# RECORDED INFORMATION
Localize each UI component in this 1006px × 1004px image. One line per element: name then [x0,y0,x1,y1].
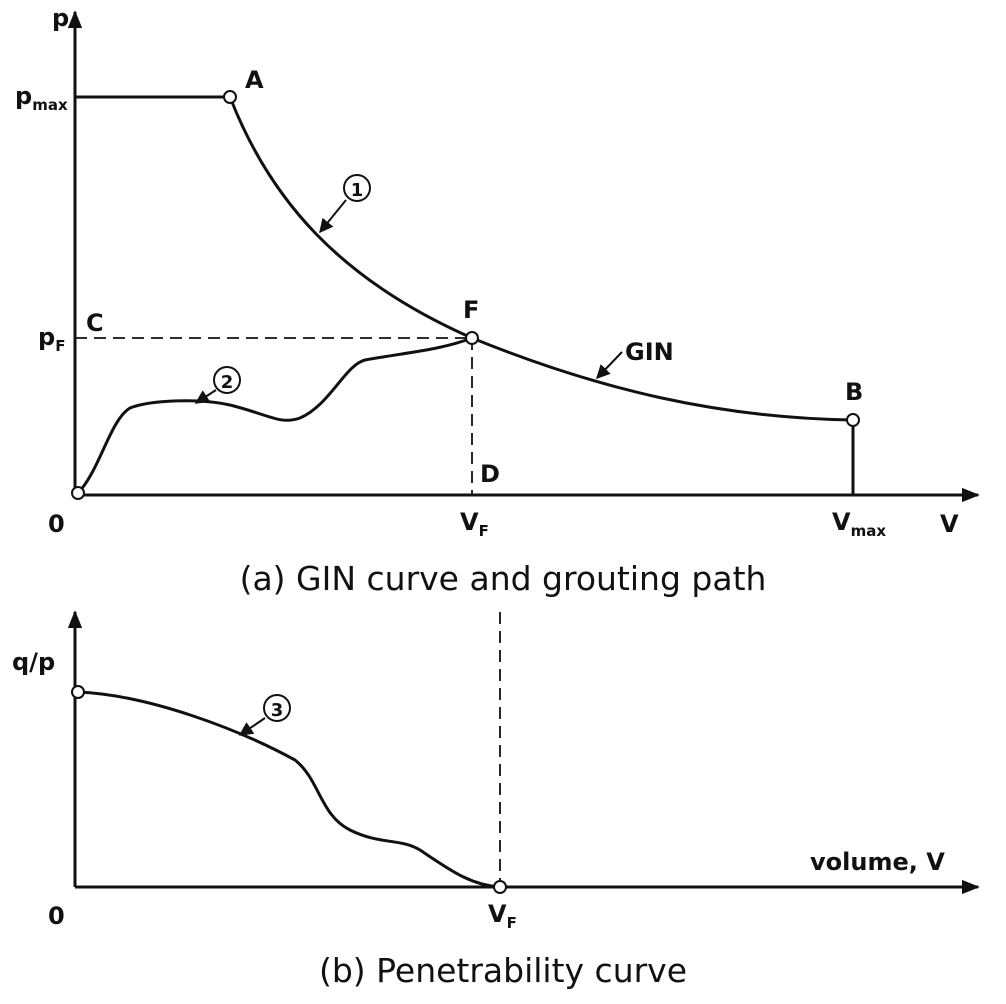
origin: 0 [48,902,65,930]
main: V [832,508,851,536]
grouting-path [76,336,473,495]
point-a [223,90,237,104]
arrow-3 [238,717,266,736]
label-1: 1 [351,180,364,201]
sub: F [55,337,65,355]
sub: max [32,96,68,114]
point-b [846,413,860,427]
panel-a: p V 0 pmax pF VF Vmax A F B C D GIN 1 2 … [15,4,980,598]
panel-b: q/p volume, V 0 VF 3 (b) Penetrability c… [12,610,980,990]
circle-2 [213,366,241,394]
sub: F [479,522,489,540]
label-a: A [245,66,264,94]
label-f: F [463,296,479,324]
caption-b: (b) Penetrability curve [319,951,687,990]
label-c: C [86,309,104,337]
y-axis-label: q/p [12,648,55,676]
origin: 0 [48,510,65,538]
y-axis-label: p [52,4,69,32]
guide-lines [75,337,473,495]
arrow-1 [319,199,347,234]
p-max: pmax [15,82,68,114]
sub: max [851,522,887,540]
main: p [38,323,55,351]
main: V [488,900,507,928]
label-3: 3 [271,700,284,721]
x-axis-label: V [940,510,959,538]
x-axis-label: volume, V [810,848,945,876]
main: p [15,82,32,110]
sub: F [507,914,517,932]
label-gin: GIN [625,338,674,366]
v-f: VF [460,508,489,540]
label-b: B [845,378,863,406]
p-f: pF [38,323,65,355]
point-start [71,685,85,699]
gin-curve [228,96,855,495]
circle-3 [263,694,291,722]
penetrability-curve [77,690,501,889]
main: V [460,508,479,536]
label-d: D [480,460,500,488]
v-max: Vmax [832,508,886,540]
point-f [465,331,479,345]
arrow-2 [194,389,217,404]
v-f: VF [488,900,517,932]
point-end [493,880,507,894]
label-2: 2 [221,372,234,393]
circle-1 [343,174,371,202]
gin-arrow [596,351,623,380]
point-origin [71,486,85,500]
caption-a: (a) GIN curve and grouting path [240,559,767,598]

# TASK DETAILS
Please pull out every line of the records above that contains the string "main", matching case exactly.

# COMPLETED TASK
main: V [832,508,851,536]
main: p [38,323,55,351]
main: V [488,900,507,928]
main: p [15,82,32,110]
main: V [460,508,479,536]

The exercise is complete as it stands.